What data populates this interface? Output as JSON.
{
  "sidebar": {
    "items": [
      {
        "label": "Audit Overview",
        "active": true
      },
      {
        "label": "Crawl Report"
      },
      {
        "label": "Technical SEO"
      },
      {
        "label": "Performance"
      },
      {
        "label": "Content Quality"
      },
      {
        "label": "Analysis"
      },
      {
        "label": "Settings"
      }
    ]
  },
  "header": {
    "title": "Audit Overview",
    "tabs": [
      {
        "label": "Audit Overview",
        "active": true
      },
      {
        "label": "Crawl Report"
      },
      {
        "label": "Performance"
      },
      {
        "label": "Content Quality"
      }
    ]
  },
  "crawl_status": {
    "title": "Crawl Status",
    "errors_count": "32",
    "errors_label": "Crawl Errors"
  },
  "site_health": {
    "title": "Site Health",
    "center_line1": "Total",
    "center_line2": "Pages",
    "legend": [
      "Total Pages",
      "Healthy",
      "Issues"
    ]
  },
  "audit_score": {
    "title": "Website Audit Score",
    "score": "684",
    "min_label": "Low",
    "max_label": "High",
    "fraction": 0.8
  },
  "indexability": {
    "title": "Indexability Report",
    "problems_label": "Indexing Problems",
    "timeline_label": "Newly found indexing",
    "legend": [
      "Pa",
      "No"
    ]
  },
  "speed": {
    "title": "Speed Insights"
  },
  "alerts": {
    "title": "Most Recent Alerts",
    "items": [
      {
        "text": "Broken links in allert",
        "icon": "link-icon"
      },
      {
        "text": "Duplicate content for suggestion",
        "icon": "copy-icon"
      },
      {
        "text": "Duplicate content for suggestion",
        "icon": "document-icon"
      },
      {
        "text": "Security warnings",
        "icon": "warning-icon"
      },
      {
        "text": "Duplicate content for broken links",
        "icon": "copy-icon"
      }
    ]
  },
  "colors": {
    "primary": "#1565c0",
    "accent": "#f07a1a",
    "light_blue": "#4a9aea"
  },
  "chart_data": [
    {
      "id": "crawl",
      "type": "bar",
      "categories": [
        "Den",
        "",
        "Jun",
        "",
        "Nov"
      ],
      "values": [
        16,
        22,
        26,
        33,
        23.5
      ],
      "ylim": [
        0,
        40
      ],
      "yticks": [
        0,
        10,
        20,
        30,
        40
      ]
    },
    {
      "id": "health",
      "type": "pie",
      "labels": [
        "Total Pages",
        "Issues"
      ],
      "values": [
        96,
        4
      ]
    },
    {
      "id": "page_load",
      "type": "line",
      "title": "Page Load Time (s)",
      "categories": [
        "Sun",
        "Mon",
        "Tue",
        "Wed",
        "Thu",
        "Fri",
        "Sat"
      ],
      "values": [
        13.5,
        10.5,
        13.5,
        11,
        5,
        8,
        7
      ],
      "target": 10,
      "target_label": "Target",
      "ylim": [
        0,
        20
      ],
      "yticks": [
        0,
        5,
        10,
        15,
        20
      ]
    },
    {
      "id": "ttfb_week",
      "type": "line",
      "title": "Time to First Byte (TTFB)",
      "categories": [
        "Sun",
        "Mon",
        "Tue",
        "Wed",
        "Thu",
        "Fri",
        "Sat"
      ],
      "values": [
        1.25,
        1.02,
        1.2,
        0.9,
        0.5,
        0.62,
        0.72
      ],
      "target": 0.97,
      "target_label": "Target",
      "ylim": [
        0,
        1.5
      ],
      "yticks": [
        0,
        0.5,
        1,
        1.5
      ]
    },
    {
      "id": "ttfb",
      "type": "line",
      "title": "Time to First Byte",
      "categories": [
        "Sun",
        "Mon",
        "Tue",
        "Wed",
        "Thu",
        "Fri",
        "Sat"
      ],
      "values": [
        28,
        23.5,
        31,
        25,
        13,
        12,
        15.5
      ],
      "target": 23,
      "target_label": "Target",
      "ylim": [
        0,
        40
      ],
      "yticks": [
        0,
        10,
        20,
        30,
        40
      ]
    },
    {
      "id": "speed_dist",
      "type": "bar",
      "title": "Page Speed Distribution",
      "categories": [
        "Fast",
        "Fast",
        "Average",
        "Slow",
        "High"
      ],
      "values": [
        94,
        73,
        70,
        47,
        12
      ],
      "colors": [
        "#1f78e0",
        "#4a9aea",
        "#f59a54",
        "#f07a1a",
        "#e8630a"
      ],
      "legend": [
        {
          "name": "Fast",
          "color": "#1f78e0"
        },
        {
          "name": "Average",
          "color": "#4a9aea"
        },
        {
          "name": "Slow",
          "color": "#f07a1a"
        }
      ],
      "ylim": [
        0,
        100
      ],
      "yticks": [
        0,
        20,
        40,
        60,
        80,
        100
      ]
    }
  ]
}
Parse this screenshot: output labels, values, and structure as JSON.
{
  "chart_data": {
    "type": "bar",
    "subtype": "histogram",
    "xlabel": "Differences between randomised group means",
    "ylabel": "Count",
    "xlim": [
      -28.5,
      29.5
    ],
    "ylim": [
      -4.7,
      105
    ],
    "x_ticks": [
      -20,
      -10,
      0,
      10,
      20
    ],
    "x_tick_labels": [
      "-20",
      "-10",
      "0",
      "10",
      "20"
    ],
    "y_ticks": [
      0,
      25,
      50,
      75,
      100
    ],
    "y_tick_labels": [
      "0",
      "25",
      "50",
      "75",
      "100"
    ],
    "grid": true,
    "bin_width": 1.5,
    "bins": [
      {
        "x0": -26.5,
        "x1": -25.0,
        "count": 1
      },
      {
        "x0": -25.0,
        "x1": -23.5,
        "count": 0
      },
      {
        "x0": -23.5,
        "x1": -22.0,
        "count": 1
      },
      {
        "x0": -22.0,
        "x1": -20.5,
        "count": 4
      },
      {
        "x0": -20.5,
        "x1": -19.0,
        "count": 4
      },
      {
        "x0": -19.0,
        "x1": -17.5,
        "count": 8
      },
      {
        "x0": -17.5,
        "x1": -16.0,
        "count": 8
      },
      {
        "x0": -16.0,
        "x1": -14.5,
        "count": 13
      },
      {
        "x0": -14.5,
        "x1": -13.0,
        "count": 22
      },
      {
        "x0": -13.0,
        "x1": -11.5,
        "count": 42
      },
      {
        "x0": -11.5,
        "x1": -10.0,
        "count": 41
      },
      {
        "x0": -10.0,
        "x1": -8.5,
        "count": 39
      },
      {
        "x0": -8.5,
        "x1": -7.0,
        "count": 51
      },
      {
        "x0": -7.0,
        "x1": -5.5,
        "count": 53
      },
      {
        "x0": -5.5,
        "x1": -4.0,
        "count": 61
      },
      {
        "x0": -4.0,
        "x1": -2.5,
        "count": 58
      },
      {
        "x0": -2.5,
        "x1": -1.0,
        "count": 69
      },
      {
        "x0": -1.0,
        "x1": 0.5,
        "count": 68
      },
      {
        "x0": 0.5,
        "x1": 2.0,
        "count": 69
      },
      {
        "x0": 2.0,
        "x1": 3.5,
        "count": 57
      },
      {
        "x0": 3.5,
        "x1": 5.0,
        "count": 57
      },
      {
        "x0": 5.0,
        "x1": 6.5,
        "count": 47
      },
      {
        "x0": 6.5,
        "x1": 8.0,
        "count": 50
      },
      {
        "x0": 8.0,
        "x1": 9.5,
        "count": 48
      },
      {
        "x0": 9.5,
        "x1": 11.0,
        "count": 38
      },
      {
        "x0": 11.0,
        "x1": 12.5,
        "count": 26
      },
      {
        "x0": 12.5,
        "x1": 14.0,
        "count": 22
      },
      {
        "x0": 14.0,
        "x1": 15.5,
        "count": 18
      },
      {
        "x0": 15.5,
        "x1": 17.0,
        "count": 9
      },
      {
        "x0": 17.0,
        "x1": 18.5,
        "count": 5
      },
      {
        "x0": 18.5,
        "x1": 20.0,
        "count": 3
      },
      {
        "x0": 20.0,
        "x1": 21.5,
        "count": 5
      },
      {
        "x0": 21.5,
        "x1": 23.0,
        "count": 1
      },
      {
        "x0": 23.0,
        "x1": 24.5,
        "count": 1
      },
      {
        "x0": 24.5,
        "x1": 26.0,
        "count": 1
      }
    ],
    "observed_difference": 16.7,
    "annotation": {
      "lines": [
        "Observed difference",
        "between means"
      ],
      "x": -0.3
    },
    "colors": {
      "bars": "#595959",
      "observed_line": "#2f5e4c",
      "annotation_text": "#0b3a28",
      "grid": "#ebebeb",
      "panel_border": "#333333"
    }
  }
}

◆ ◆ ◆ ◆ ◆

What you need to do
Every line of the records that includes the word "links" should be gathered.

Exercise solution
        "text": "Broken links in allert",
        "text": "Duplicate content for broken links",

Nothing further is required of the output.